Requirements
Every line below should be repeated exactly.

Excerpted records
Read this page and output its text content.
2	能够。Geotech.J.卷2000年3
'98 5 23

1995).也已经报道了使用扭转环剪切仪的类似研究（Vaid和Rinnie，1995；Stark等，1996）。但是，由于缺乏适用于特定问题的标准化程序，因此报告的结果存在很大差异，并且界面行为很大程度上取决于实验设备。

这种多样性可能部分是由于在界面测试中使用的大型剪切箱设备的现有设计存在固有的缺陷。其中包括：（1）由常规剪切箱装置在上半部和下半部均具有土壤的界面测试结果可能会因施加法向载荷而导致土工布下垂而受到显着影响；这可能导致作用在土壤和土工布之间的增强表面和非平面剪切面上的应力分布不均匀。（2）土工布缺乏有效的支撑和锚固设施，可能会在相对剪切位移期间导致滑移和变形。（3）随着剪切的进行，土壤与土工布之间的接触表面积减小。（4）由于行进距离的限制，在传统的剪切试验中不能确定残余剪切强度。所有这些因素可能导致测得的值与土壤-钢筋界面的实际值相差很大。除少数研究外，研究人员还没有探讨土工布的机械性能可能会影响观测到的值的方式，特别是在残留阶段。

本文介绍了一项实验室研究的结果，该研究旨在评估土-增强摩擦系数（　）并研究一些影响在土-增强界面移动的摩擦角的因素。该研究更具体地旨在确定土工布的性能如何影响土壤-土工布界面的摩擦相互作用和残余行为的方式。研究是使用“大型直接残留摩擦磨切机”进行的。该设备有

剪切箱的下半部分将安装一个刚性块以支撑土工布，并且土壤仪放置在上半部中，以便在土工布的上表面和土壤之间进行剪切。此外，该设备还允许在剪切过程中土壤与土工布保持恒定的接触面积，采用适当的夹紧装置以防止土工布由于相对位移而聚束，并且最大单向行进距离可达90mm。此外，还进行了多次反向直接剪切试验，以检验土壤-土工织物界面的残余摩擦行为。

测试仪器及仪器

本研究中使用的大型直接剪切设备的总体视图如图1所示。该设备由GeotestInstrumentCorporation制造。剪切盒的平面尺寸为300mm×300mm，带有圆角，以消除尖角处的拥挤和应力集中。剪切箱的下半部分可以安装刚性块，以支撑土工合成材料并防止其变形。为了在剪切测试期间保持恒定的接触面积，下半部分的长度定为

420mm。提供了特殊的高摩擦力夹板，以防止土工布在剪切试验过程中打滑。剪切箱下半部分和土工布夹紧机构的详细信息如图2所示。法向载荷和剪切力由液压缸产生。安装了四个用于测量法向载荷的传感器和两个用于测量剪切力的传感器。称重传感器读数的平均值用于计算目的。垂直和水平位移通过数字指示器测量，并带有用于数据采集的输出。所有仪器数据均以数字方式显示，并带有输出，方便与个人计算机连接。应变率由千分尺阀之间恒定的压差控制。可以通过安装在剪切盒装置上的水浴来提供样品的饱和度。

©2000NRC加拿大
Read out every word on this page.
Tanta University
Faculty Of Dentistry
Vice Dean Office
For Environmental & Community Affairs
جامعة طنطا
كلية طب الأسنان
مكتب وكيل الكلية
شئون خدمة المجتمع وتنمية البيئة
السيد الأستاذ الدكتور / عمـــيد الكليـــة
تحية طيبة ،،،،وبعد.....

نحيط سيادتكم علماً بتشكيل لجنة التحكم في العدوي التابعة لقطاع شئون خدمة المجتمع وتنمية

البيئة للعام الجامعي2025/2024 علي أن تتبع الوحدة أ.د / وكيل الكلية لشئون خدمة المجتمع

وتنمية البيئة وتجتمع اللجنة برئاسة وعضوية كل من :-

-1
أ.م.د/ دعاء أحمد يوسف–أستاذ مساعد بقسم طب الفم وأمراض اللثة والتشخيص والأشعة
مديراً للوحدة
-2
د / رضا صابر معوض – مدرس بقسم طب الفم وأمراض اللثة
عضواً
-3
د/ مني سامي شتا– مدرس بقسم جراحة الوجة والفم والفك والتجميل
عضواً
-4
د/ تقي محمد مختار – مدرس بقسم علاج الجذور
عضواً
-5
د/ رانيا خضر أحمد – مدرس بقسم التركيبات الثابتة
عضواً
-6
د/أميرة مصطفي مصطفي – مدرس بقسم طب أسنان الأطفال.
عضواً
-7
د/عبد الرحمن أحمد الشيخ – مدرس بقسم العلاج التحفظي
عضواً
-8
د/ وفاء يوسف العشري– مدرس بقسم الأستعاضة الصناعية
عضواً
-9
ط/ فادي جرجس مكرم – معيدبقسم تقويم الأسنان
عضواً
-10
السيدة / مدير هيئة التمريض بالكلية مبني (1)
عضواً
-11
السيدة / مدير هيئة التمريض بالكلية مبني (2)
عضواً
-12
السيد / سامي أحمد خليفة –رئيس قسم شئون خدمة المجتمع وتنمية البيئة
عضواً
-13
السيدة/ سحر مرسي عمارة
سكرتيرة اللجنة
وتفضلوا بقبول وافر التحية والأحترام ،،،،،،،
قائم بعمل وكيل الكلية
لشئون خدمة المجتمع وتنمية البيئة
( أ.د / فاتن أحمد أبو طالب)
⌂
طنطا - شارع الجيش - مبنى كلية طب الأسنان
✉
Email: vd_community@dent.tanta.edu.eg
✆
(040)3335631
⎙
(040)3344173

Expected answer
Read this page and output its text content.
2	能够。Geotech.J.卷2000年3
'98 5 23

1995).也已经报道了使用扭转环剪切仪的类似研究（Vaid和Rinnie，1995；Stark等，1996）。但是，由于缺乏适用于特定问题的标准化程序，因此报告的结果存在很大差异，并且界面行为很大程度上取决于实验设备。

这种多样性可能部分是由于在界面测试中使用的大型剪切箱设备的现有设计存在固有的缺陷。其中包括：（1）由常规剪切箱装置在上半部和下半部均具有土壤的界面测试结果可能会因施加法向载荷而导致土工布下垂而受到显着影响；这可能导致作用在土壤和土工布之间的增强表面和非平面剪切面上的应力分布不均匀。（2）土工布缺乏有效的支撑和锚固设施，可能会在相对剪切位移期间导致滑移和变形。（3）随着剪切的进行，土壤与土工布之间的接触表面积减小。（4）由于行进距离的限制，在传统的剪切试验中不能确定残余剪切强度。所有这些因素可能导致测得的值与土壤-钢筋界面的实际值相差很大。除少数研究外，研究人员还没有探讨土工布的机械性能可能会影响观测到的值的方式，特别是在残留阶段。

本文介绍了一项实验室研究的结果，该研究旨在评估土-增强摩擦系数（　）并研究一些影响在土-增强界面移动的摩擦角的因素。该研究更具体地旨在确定土工布的性能如何影响土壤-土工布界面的摩擦相互作用和残余行为的方式。研究是使用“大型直接残留摩擦磨切机”进行的。该设备有

剪切箱的下半部分将安装一个刚性块以支撑土工布，并且土壤仪放置在上半部中，以便在土工布的上表面和土壤之间进行剪切。此外，该设备还允许在剪切过程中土壤与土工布保持恒定的接触面积，采用适当的夹紧装置以防止土工布由于相对位移而聚束，并且最大单向行进距离可达90mm。此外，还进行了多次反向直接剪切试验，以检验土壤-土工织物界面的残余摩擦行为。

测试仪器及仪器

本研究中使用的大型直接剪切设备的总体视图如图1所示。该设备由GeotestInstrumentCorporation制造。剪切盒的平面尺寸为300mm×300mm，带有圆角，以消除尖角处的拥挤和应力集中。剪切箱的下半部分可以安装刚性块，以支撑土工合成材料并防止其变形。为了在剪切测试期间保持恒定的接触面积，下半部分的长度定为

420mm。提供了特殊的高摩擦力夹板，以防止土工布在剪切试验过程中打滑。剪切箱下半部分和土工布夹紧机构的详细信息如图2所示。法向载荷和剪切力由液压缸产生。安装了四个用于测量法向载荷的传感器和两个用于测量剪切力的传感器。称重传感器读数的平均值用于计算目的。垂直和水平位移通过数字指示器测量，并带有用于数据采集的输出。所有仪器数据均以数字方式显示，并带有输出，方便与个人计算机连接。应变率由千分尺阀之间恒定的压差控制。可以通过安装在剪切盒装置上的水浴来提供样品的饱和度。

©2000NRC加拿大
Read out every word on this page.
Tanta University
Faculty Of Dentistry
Vice Dean Office
For Environmental & Community Affairs
جامعة طنطا
كلية طب الأسنان
مكتب وكيل الكلية
شئون خدمة المجتمع وتنمية البيئة
السيد الأستاذ الدكتور / عمـــيد الكليـــة
تحية طيبة ،،،،وبعد.....

نحيط سيادتكم علماً بتشكيل لجنة التحكم في العدوي التابعة لقطاع شئون خدمة المجتمع وتنمية

البيئة للعام الجامعي2025/2024 علي أن تتبع الوحدة أ.د / وكيل الكلية لشئون خدمة المجتمع

وتنمية البيئة وتجتمع اللجنة برئاسة وعضوية كل من :-

-1
أ.م.د/ دعاء أحمد يوسف–أستاذ مساعد بقسم طب الفم وأمراض اللثة والتشخيص والأشعة
مديراً للوحدة
-2
د / رضا صابر معوض – مدرس بقسم طب الفم وأمراض اللثة
عضواً
-3
د/ مني سامي شتا– مدرس بقسم جراحة الوجة والفم والفك والتجميل
عضواً
-4
د/ تقي محمد مختار – مدرس بقسم علاج الجذور
عضواً
-5
د/ رانيا خضر أحمد – مدرس بقسم التركيبات الثابتة
عضواً
-6
د/أميرة مصطفي مصطفي – مدرس بقسم طب أسنان الأطفال.
عضواً
-7
د/عبد الرحمن أحمد الشيخ – مدرس بقسم العلاج التحفظي
عضواً
-8
د/ وفاء يوسف العشري– مدرس بقسم الأستعاضة الصناعية
عضواً
-9
ط/ فادي جرجس مكرم – معيدبقسم تقويم الأسنان
عضواً
-10
السيدة / مدير هيئة التمريض بالكلية مبني (1)
عضواً
-11
السيدة / مدير هيئة التمريض بالكلية مبني (2)
عضواً
-12
السيد / سامي أحمد خليفة –رئيس قسم شئون خدمة المجتمع وتنمية البيئة
عضواً
-13
السيدة/ سحر مرسي عمارة
سكرتيرة اللجنة
وتفضلوا بقبول وافر التحية والأحترام ،،،،،،،
قائم بعمل وكيل الكلية
لشئون خدمة المجتمع وتنمية البيئة
( أ.د / فاتن أحمد أبو طالب)
⌂
طنطا - شارع الجيش - مبنى كلية طب الأسنان
✉
Email: vd_community@dent.tanta.edu.eg
✆
(040)3335631
⎙
(040)3344173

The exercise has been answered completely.